begin DATA FOR THIS EXERCISE

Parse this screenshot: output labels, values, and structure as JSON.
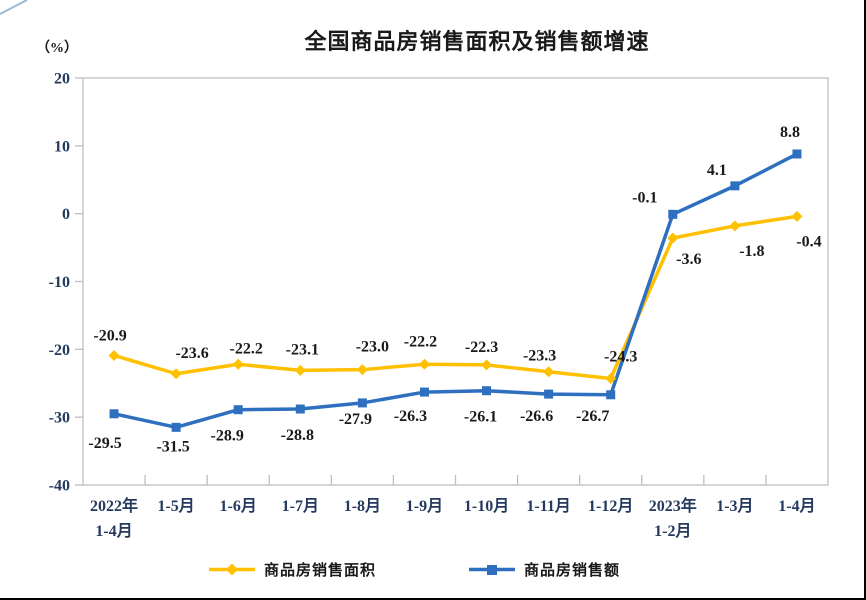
{
  "title": "全国商品房销售面积及销售额增速",
  "chart_data": {
    "type": "line",
    "title": "全国商品房销售面积及销售额增速",
    "y_unit_label": "（%）",
    "categories": [
      "2022年\n1-4月",
      "1-5月",
      "1-6月",
      "1-7月",
      "1-8月",
      "1-9月",
      "1-10月",
      "1-11月",
      "1-12月",
      "2023年\n1-2月",
      "1-3月",
      "1-4月"
    ],
    "series": [
      {
        "name": "商品房销售面积",
        "marker": "diamond",
        "color": "#FFC000",
        "values": [
          -20.9,
          -23.6,
          -22.2,
          -23.1,
          -23.0,
          -22.2,
          -22.3,
          -23.3,
          -24.3,
          -3.6,
          -1.8,
          -0.4
        ],
        "labels": [
          "-20.9",
          "-23.6",
          "-22.2",
          "-23.1",
          "-23.0",
          "-22.2",
          "-22.3",
          "-23.3",
          "-24.3",
          "-3.6",
          "-1.8",
          "-0.4"
        ]
      },
      {
        "name": "商品房销售额",
        "marker": "square",
        "color": "#2E6FBF",
        "values": [
          -29.5,
          -31.5,
          -28.9,
          -28.8,
          -27.9,
          -26.3,
          -26.1,
          -26.6,
          -26.7,
          -0.1,
          4.1,
          8.8
        ],
        "labels": [
          "-29.5",
          "-31.5",
          "-28.9",
          "-28.8",
          "-27.9",
          "-26.3",
          "-26.1",
          "-26.6",
          "-26.7",
          "-0.1",
          "4.1",
          "8.8"
        ]
      }
    ],
    "ylim": [
      -40,
      20
    ],
    "ytick_step": 10,
    "grid": false,
    "legend_position": "bottom",
    "colors": {
      "axis_text": "#24395E",
      "label_text": "#1A1A1A",
      "plot_border": "#BFBFBF"
    }
  }
}
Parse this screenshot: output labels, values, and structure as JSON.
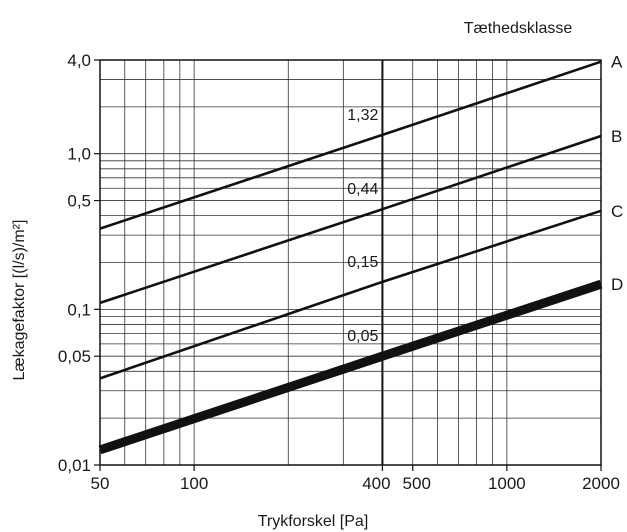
{
  "chart_data": {
    "type": "line",
    "title": "",
    "legend_title": "Tæthedsklasse",
    "xlabel": "Trykforskel [Pa]",
    "ylabel": "Lækagefaktor [(l/s)/m²]",
    "xscale": "log",
    "yscale": "log",
    "xlim": [
      50,
      2000
    ],
    "ylim": [
      0.01,
      4.0
    ],
    "grid": true,
    "x_ticks": [
      {
        "value": 50,
        "label": "50"
      },
      {
        "value": 100,
        "label": "100"
      },
      {
        "value": 400,
        "label": "400"
      },
      {
        "value": 500,
        "label": "500"
      },
      {
        "value": 1000,
        "label": "1000"
      },
      {
        "value": 2000,
        "label": "2000"
      }
    ],
    "y_ticks": [
      {
        "value": 0.01,
        "label": "0,01"
      },
      {
        "value": 0.05,
        "label": "0,05"
      },
      {
        "value": 0.1,
        "label": "0,1"
      },
      {
        "value": 0.5,
        "label": "0,5"
      },
      {
        "value": 1.0,
        "label": "1,0"
      },
      {
        "value": 4.0,
        "label": "4,0"
      }
    ],
    "reference_line": {
      "x": 400
    },
    "series": [
      {
        "name": "A",
        "x": [
          50,
          400,
          2000
        ],
        "y": [
          0.33,
          1.32,
          3.9
        ],
        "annotation": "1,32"
      },
      {
        "name": "B",
        "x": [
          50,
          400,
          2000
        ],
        "y": [
          0.11,
          0.44,
          1.3
        ],
        "annotation": "0,44"
      },
      {
        "name": "C",
        "x": [
          50,
          400,
          2000
        ],
        "y": [
          0.036,
          0.15,
          0.43
        ],
        "annotation": "0,15"
      },
      {
        "name": "D",
        "x": [
          50,
          400,
          2000
        ],
        "y": [
          0.0125,
          0.05,
          0.145
        ],
        "annotation": "0,05"
      }
    ]
  }
}
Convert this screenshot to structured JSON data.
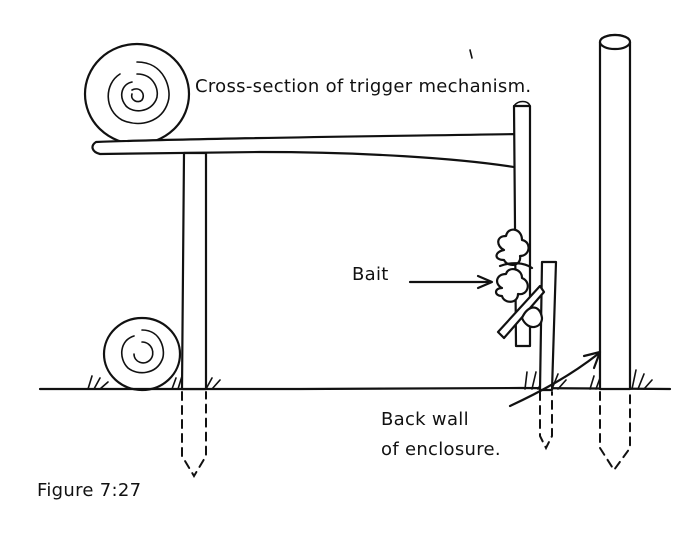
{
  "labels": {
    "title": "Cross-section of trigger mechanism.",
    "bait": "Bait",
    "back_wall_line1": "Back wall",
    "back_wall_line2": "of enclosure.",
    "figure": "Figure 7:27"
  },
  "colors": {
    "ink": "#111111",
    "paper": "#ffffff"
  }
}
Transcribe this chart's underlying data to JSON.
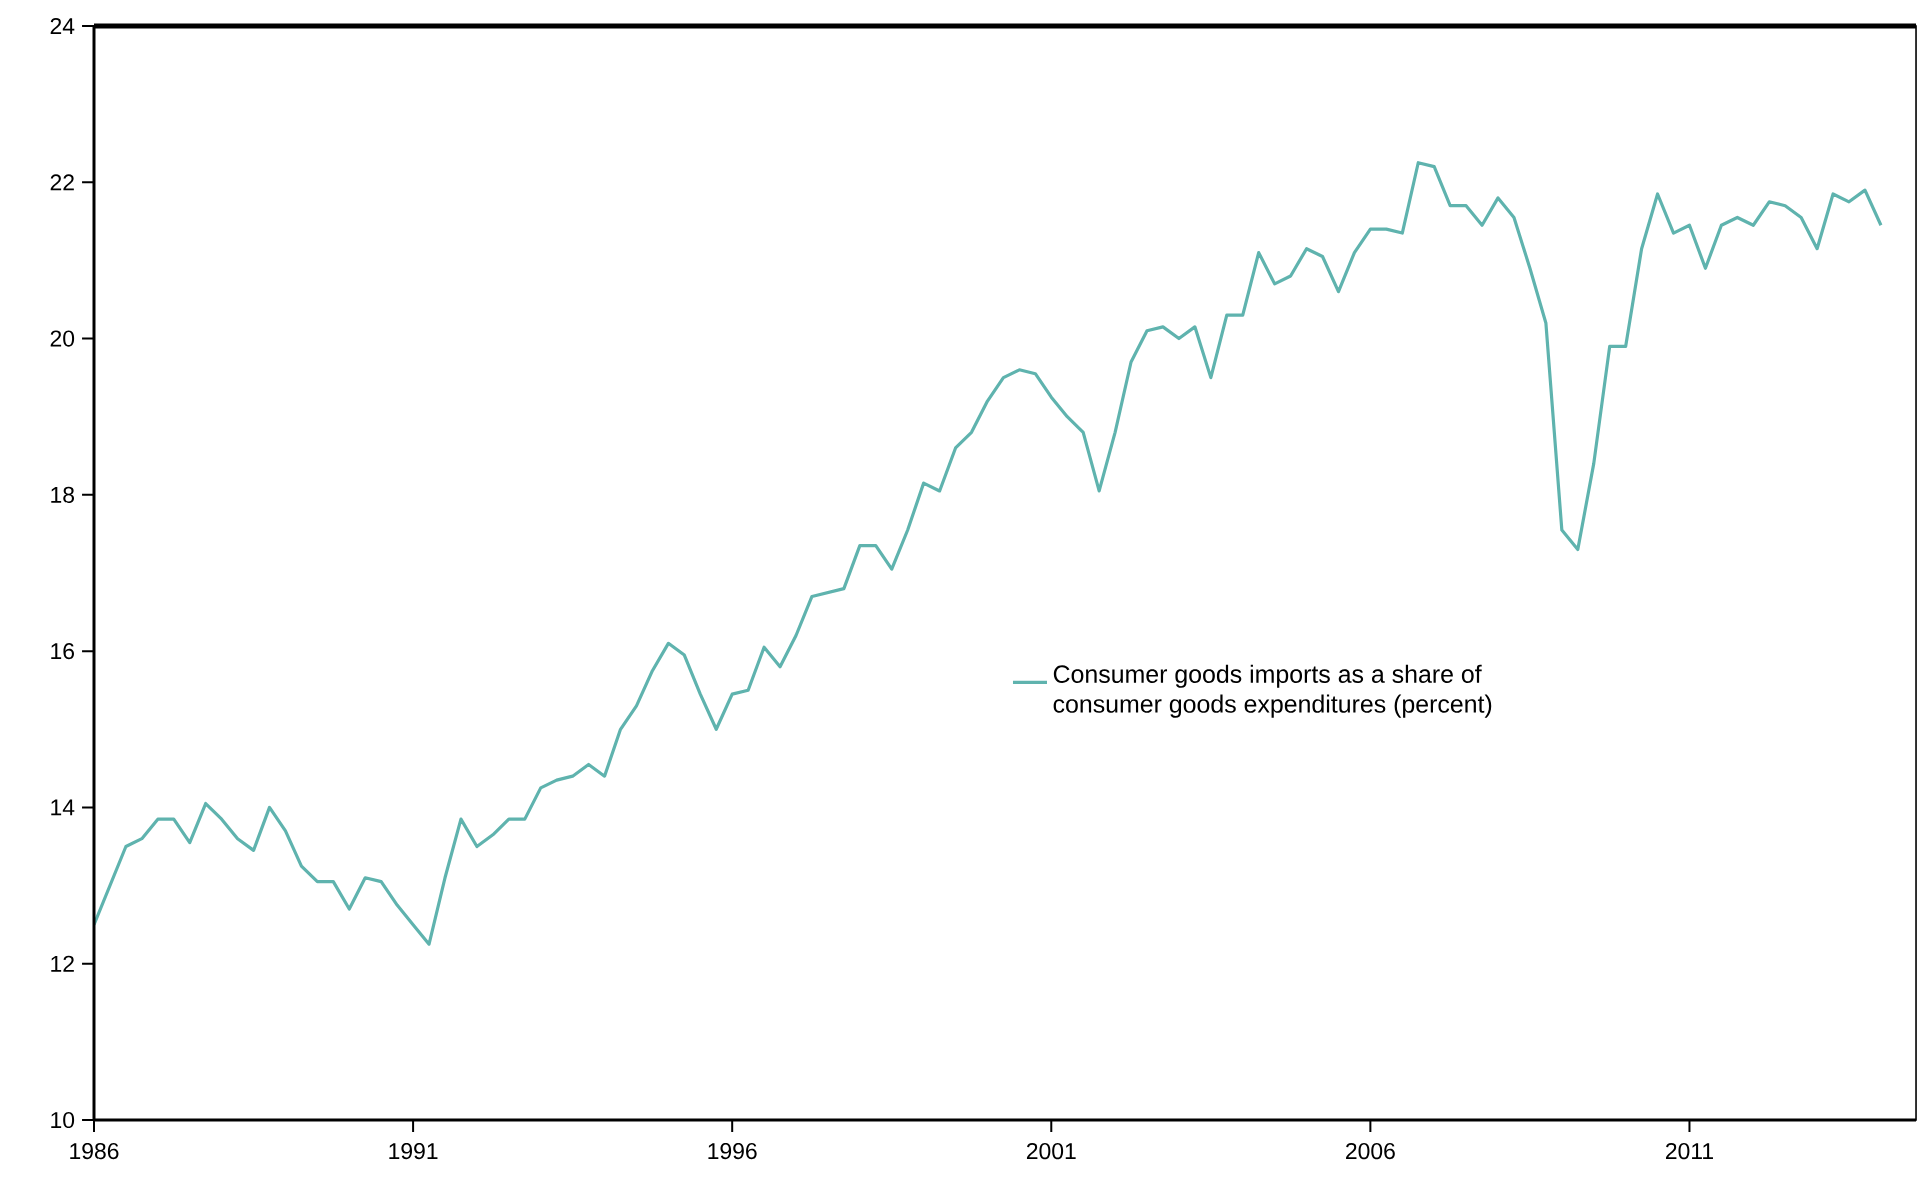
{
  "chart_data": {
    "type": "line",
    "xlim": [
      1986,
      2014.55
    ],
    "xticks": [
      1986,
      1991,
      1996,
      2001,
      2006,
      2011
    ],
    "ylim": [
      10,
      24
    ],
    "yticks": [
      10,
      12,
      14,
      16,
      18,
      20,
      22,
      24
    ],
    "grid": false,
    "legend": "right",
    "marker": "none",
    "line_style": "solid",
    "x": [
      1986.0,
      1986.25,
      1986.5,
      1986.75,
      1987.0,
      1987.25,
      1987.5,
      1987.75,
      1988.0,
      1988.25,
      1988.5,
      1988.75,
      1989.0,
      1989.25,
      1989.5,
      1989.75,
      1990.0,
      1990.25,
      1990.5,
      1990.75,
      1991.0,
      1991.25,
      1991.5,
      1991.75,
      1992.0,
      1992.25,
      1992.5,
      1992.75,
      1993.0,
      1993.25,
      1993.5,
      1993.75,
      1994.0,
      1994.25,
      1994.5,
      1994.75,
      1995.0,
      1995.25,
      1995.5,
      1995.75,
      1996.0,
      1996.25,
      1996.5,
      1996.75,
      1997.0,
      1997.25,
      1997.5,
      1997.75,
      1998.0,
      1998.25,
      1998.5,
      1998.75,
      1999.0,
      1999.25,
      1999.5,
      1999.75,
      2000.0,
      2000.25,
      2000.5,
      2000.75,
      2001.0,
      2001.25,
      2001.5,
      2001.75,
      2002.0,
      2002.25,
      2002.5,
      2002.75,
      2003.0,
      2003.25,
      2003.5,
      2003.75,
      2004.0,
      2004.25,
      2004.5,
      2004.75,
      2005.0,
      2005.25,
      2005.5,
      2005.75,
      2006.0,
      2006.25,
      2006.5,
      2006.75,
      2007.0,
      2007.25,
      2007.5,
      2007.75,
      2008.0,
      2008.25,
      2008.5,
      2008.75,
      2009.0,
      2009.25,
      2009.5,
      2009.75,
      2010.0,
      2010.25,
      2010.5,
      2010.75,
      2011.0,
      2011.25,
      2011.5,
      2011.75,
      2012.0,
      2012.25,
      2012.5,
      2012.75,
      2013.0,
      2013.25,
      2013.5,
      2013.75,
      2014.0
    ],
    "series": [
      {
        "name": "Consumer goods imports as a share of consumer goods expenditures (percent)",
        "color": "#5fb3ae",
        "values": [
          12.5,
          13.0,
          13.5,
          13.6,
          13.85,
          13.85,
          13.55,
          14.05,
          13.85,
          13.6,
          13.45,
          14.0,
          13.7,
          13.25,
          13.05,
          13.05,
          12.7,
          13.1,
          13.05,
          12.75,
          12.5,
          12.25,
          13.1,
          13.85,
          13.5,
          13.65,
          13.85,
          13.85,
          14.25,
          14.35,
          14.4,
          14.55,
          14.4,
          15.0,
          15.3,
          15.75,
          16.1,
          15.95,
          15.45,
          15.0,
          15.45,
          15.5,
          16.05,
          15.8,
          16.2,
          16.7,
          16.75,
          16.8,
          17.35,
          17.35,
          17.05,
          17.55,
          18.15,
          18.05,
          18.6,
          18.8,
          19.2,
          19.5,
          19.6,
          19.55,
          19.25,
          19.0,
          18.8,
          18.05,
          18.8,
          19.7,
          20.1,
          20.15,
          20.0,
          20.15,
          19.5,
          20.3,
          20.3,
          21.1,
          20.7,
          20.8,
          21.15,
          21.05,
          20.6,
          21.1,
          21.4,
          21.4,
          21.35,
          22.25,
          22.2,
          21.7,
          21.7,
          21.45,
          21.8,
          21.55,
          20.9,
          20.2,
          17.55,
          17.3,
          18.4,
          19.9,
          19.9,
          21.15,
          21.85,
          21.35,
          21.45,
          20.9,
          21.45,
          21.55,
          21.45,
          21.75,
          21.7,
          21.55,
          21.15,
          21.85,
          21.75,
          21.9,
          21.45
        ]
      }
    ]
  }
}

end DATA FOR THIS EXERCISE

TASK REQUIREMENTS: Show each line in the entries that holds the string "marker".

SOLUTION TO THE PROBLEM:
        "marker": "diamond",
        "marker": "square",
    "marker": "none",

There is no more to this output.